§ Excerpted text
CREAN: Hi Jeremy how are you?
CORDEAUX: I'm fine. Let's just visit the Collins Class Submarine for a second. Do you think we were sold a pup? Would you, if you'd had your time again in government, sign off on it?
CREAN: Now we're talking about the announcement today about the torpedoes?
CORDEAUX: Well I mean just the whole thing because it has really been a litany of problems and upgrades and weapon software problems and noise and periscope problems and all of that. Where we set about to reinvent the wheel, that maybe we could have bought a hell of a lot cheaper. Now the torpedo thing today, that's just the latest in a long line of expensive modifications and problems?
CREAN: But it's a very interesting one Jeremy because up until July last year there was a tender out and it was progressing satisfactorily. There were three bidders in and the maximum cost for a torpedo that actually fitted was $250 million dollars. Do you know what happened in July last year?
CORDEAUX: What?
CREAN: Peter Reith, the then Defence Minister scraped the tender process. Threw it out and said they'd go for this one torpedo. This has not only blown out in cost, it doesn't fit. Now this is the same Peter Reith that now is involved in consulting, lucrative consulting work for the providers of defence equipment. So I think there are some real questions, Jeremy, as to why Reith threw out the tender process and what was the basis upon which this new, unsatisfactory, costly, ill-fitting alternative developed.
CORDEAUX: So it's going to cost us 200 and something million dollars, then we've got to modify the actual boats so that they can accommodate the torpedos.
CREAN: Which is ridiculous.
CORDEAUX: It is ridiculous.
CREAN: And you're right about the fact that these are the sorts of things that need to be got together right in the beginning, but when you actually change a tender process in the middle you've got to ask yourself why? Reith might be out of the Parliament but the Government has still got to be accountable on this. Because we know of Peter Reith's form on the ‘Kids Overboard', he deliberately lied about it and he's now taken, he's actually signing up his lucrative defence contract while he was still a Minister. It's just totally inappropriate that a minister can walk out of a cabinet and sign up in an industry that he had responsibility for.

§ Task details
Decide whether each statement agrees with the interview transcript: (a) the torpedo tender had three bidders; (b) the maximum cost of a torpedo that fitted was $300 million; (c) before July last year, the tender was progressing poorly. Answer yes or no for each, quoting the deciding words of the transcript.

§ Information provided

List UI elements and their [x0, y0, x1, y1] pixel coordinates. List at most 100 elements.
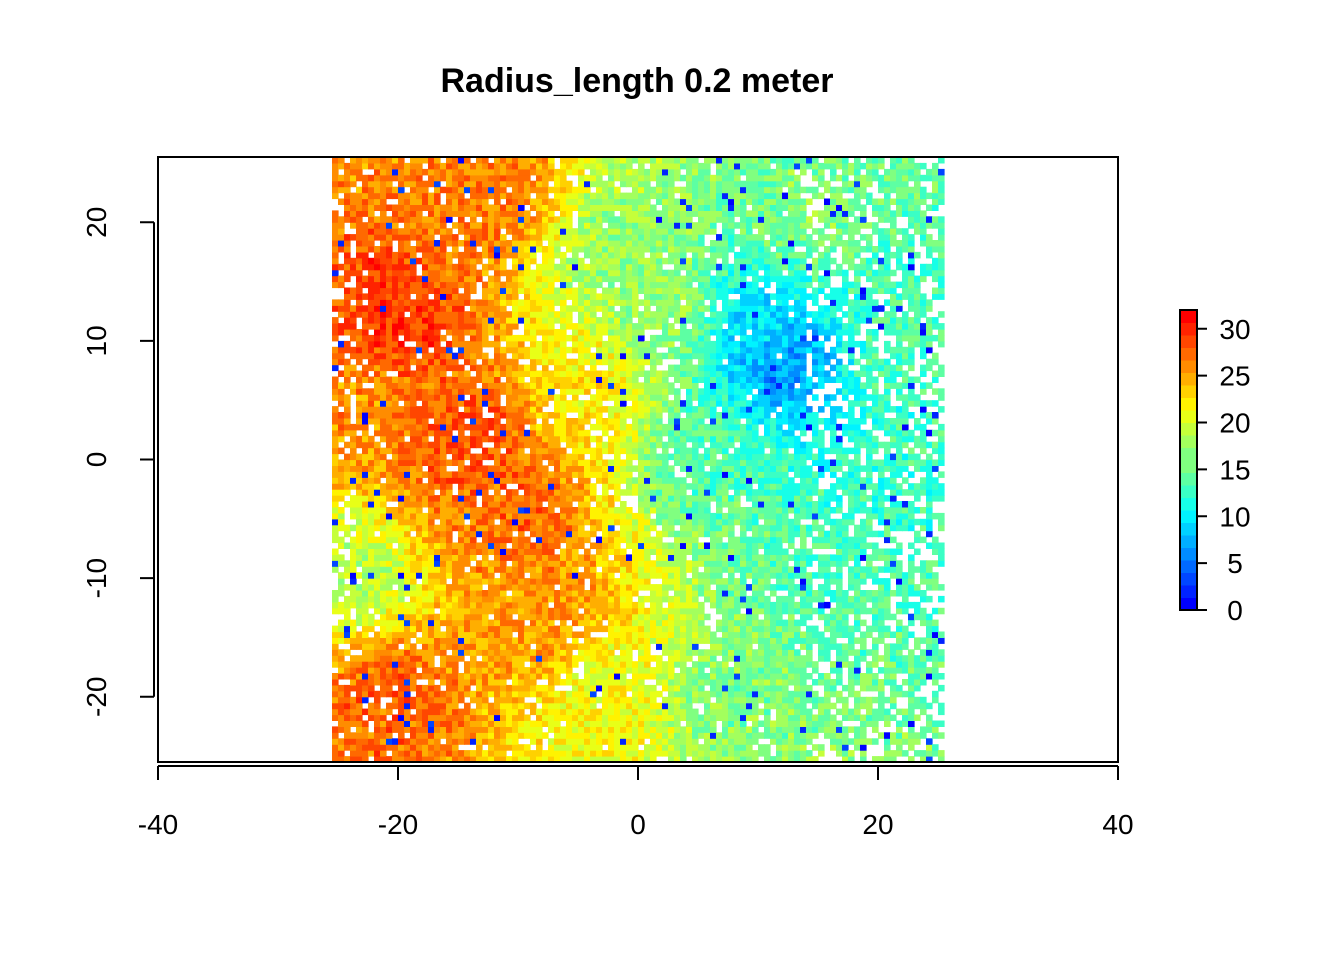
heatmap-cell [566, 382, 573, 389]
heatmap-cell [512, 281, 519, 289]
heatmap-cell [602, 613, 609, 621]
heatmap-cell [494, 441, 501, 449]
heatmap-cell [542, 293, 549, 300]
heatmap-cell [374, 661, 381, 668]
heatmap-cell [524, 554, 531, 561]
heatmap-cell [434, 198, 441, 205]
heatmap-cell [590, 180, 597, 188]
heatmap-cell [428, 613, 435, 621]
heatmap-cell [500, 246, 507, 253]
heatmap-cell [500, 364, 507, 372]
heatmap-cell [464, 376, 471, 383]
heatmap-cell [440, 590, 447, 597]
heatmap-cell [572, 305, 579, 312]
heatmap-cell [554, 394, 561, 401]
heatmap-cell [416, 228, 423, 235]
heatmap-cell [446, 418, 453, 425]
heatmap-cell [404, 174, 411, 182]
heatmap-cell [488, 358, 495, 366]
heatmap-cell [368, 501, 375, 508]
heatmap-cell [482, 340, 489, 348]
heatmap-cell [578, 560, 585, 567]
heatmap-cell [470, 489, 477, 496]
heatmap-cell [398, 364, 405, 372]
heatmap-cell [578, 382, 585, 389]
heatmap-cell [470, 507, 477, 514]
heatmap-cell [434, 637, 441, 644]
heatmap-cell [590, 661, 597, 668]
heatmap-cell [422, 311, 429, 318]
heatmap-cell [530, 157, 537, 164]
heatmap-cell [596, 524, 603, 532]
heatmap-cell [404, 329, 411, 336]
heatmap-cell [512, 251, 519, 259]
heatmap-cell [482, 673, 489, 680]
heatmap-cell [356, 293, 363, 300]
heatmap-cell [482, 174, 489, 182]
heatmap-cell [542, 323, 549, 330]
heatmap-cell [356, 186, 363, 194]
heatmap-cell [554, 246, 561, 253]
heatmap-cell [374, 649, 381, 656]
heatmap-cell [650, 287, 657, 294]
heatmap-cell [428, 477, 435, 484]
heatmap-cell [458, 275, 465, 283]
heatmap-cell [392, 495, 399, 502]
heatmap-cell [440, 601, 447, 609]
heatmap-cell [404, 317, 411, 324]
heatmap-cell [512, 394, 519, 401]
heatmap-cell [452, 406, 459, 413]
heatmap-cell [344, 566, 351, 573]
heatmap-cell [578, 726, 585, 733]
heatmap-cell [356, 637, 363, 644]
heatmap-cell [626, 299, 633, 306]
heatmap-cell [542, 352, 549, 360]
heatmap-cell [506, 524, 513, 532]
heatmap-cell [428, 198, 435, 205]
heatmap-cell [536, 601, 543, 609]
heatmap-cell [554, 429, 561, 437]
heatmap-cell [446, 293, 453, 300]
heatmap-cell [410, 281, 417, 289]
heatmap-cell [554, 578, 561, 585]
heatmap-cell [620, 595, 627, 603]
heatmap-cell [644, 186, 651, 194]
heatmap-cell [392, 299, 399, 306]
heatmap-cell [416, 619, 423, 627]
heatmap-cell [536, 358, 543, 366]
heatmap-cell [512, 388, 519, 395]
heatmap-cell [590, 234, 597, 241]
heatmap-cell [566, 595, 573, 603]
heatmap-cell [356, 453, 363, 461]
heatmap-cell [530, 382, 537, 389]
heatmap-cell [578, 340, 585, 348]
heatmap-cell [404, 323, 411, 330]
heatmap-cell [380, 714, 387, 721]
heatmap-cell [446, 530, 453, 538]
heatmap-cell [626, 222, 633, 229]
heatmap-cell [632, 738, 639, 745]
heatmap-cell [380, 323, 387, 330]
heatmap-cell [488, 560, 495, 567]
heatmap-cell [452, 453, 459, 461]
heatmap-cell [638, 269, 645, 277]
heatmap-cell [488, 744, 495, 751]
heatmap-cell [428, 696, 435, 704]
heatmap-cell [536, 287, 543, 294]
heatmap-cell [542, 216, 549, 223]
heatmap-cell [416, 489, 423, 496]
heatmap-cell [488, 418, 495, 425]
heatmap-cell [434, 382, 441, 389]
heatmap-cell [644, 495, 651, 502]
heatmap-cell [410, 696, 417, 704]
heatmap-cell [464, 257, 471, 265]
heatmap-cell [542, 507, 549, 514]
heatmap-cell [380, 400, 387, 407]
heatmap-cell [368, 643, 375, 650]
heatmap-cell [344, 530, 351, 538]
heatmap-cell [428, 501, 435, 508]
heatmap-cell [398, 257, 405, 265]
heatmap-cell [506, 246, 513, 253]
heatmap-cell [428, 595, 435, 603]
heatmap-cell [584, 299, 591, 306]
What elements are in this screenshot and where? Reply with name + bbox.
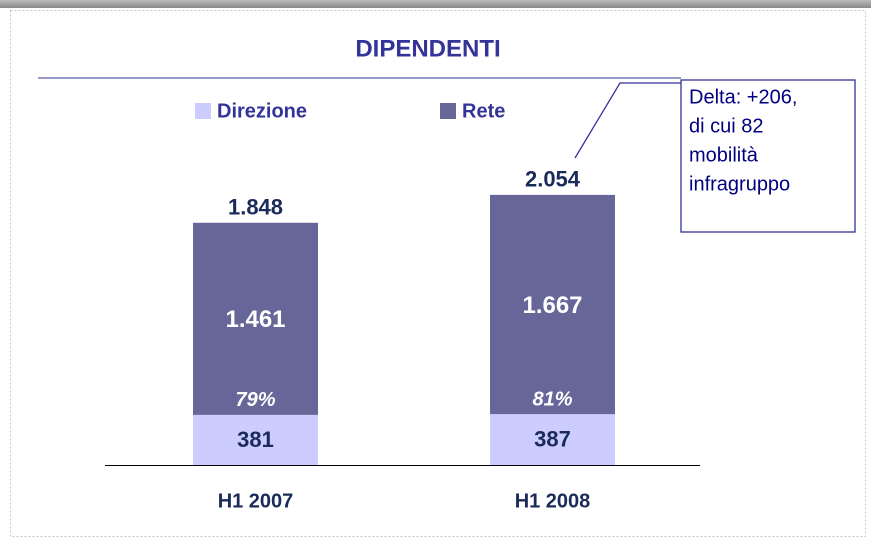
value-label: 1.461 — [225, 306, 285, 333]
callout-text: mobilità — [689, 144, 759, 166]
callout-text: infragruppo — [689, 173, 790, 195]
bar-segment — [193, 222, 318, 415]
chart-title: DIPENDENTI — [355, 35, 500, 62]
total-label: 1.848 — [228, 195, 283, 220]
top-bar — [0, 0, 871, 8]
callout-box — [680, 79, 856, 233]
x-tick-label: H1 2007 — [218, 490, 294, 512]
bar-segment — [490, 414, 615, 465]
legend-swatch — [440, 103, 456, 119]
bar-segment — [193, 414, 318, 465]
legend-label: Direzione — [217, 100, 307, 122]
callout-text: di cui 82 — [689, 115, 764, 137]
total-label: 2.054 — [525, 167, 581, 192]
bar-segment — [490, 194, 615, 415]
value-label: 1.667 — [522, 292, 582, 319]
frame — [10, 10, 866, 537]
value-label: 381 — [237, 427, 274, 452]
callout-text: Delta: +206, — [689, 86, 797, 108]
share-label: 79% — [235, 389, 275, 411]
x-tick-label: H1 2008 — [515, 490, 591, 512]
share-label: 81% — [532, 388, 572, 410]
callout-connector — [574, 82, 681, 159]
legend-swatch — [195, 103, 211, 119]
value-label: 387 — [534, 426, 571, 451]
legend-label: Rete — [462, 100, 505, 122]
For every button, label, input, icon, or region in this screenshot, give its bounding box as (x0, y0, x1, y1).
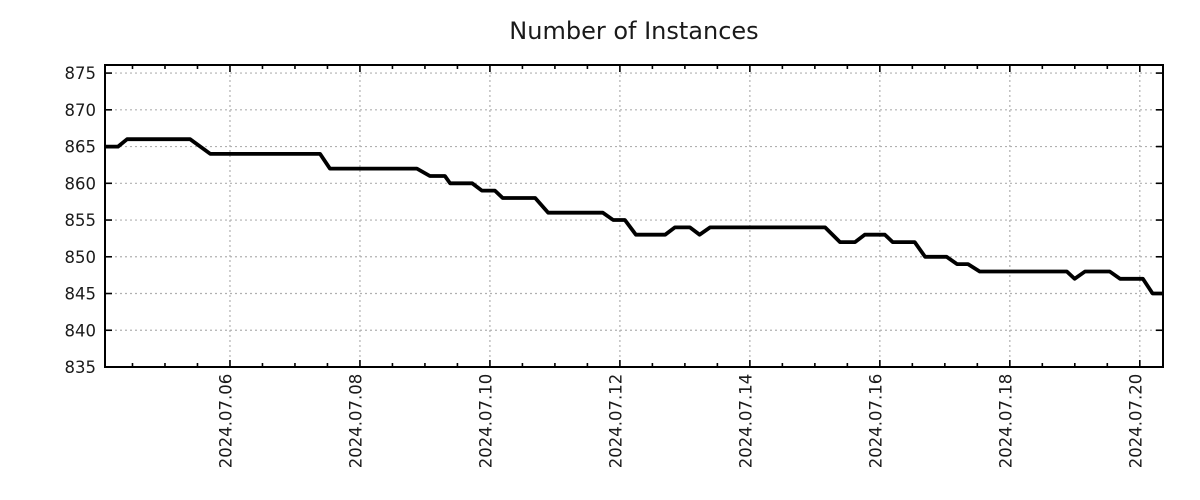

§ Solution to this problem
(a) Yes: "There were three bidders in"
(b) No: "the maximum cost for a torpedo that actually fitted was $250 million dollars"
(c) No: "up until July last year there was a tender out and it was progressing satisfactorily"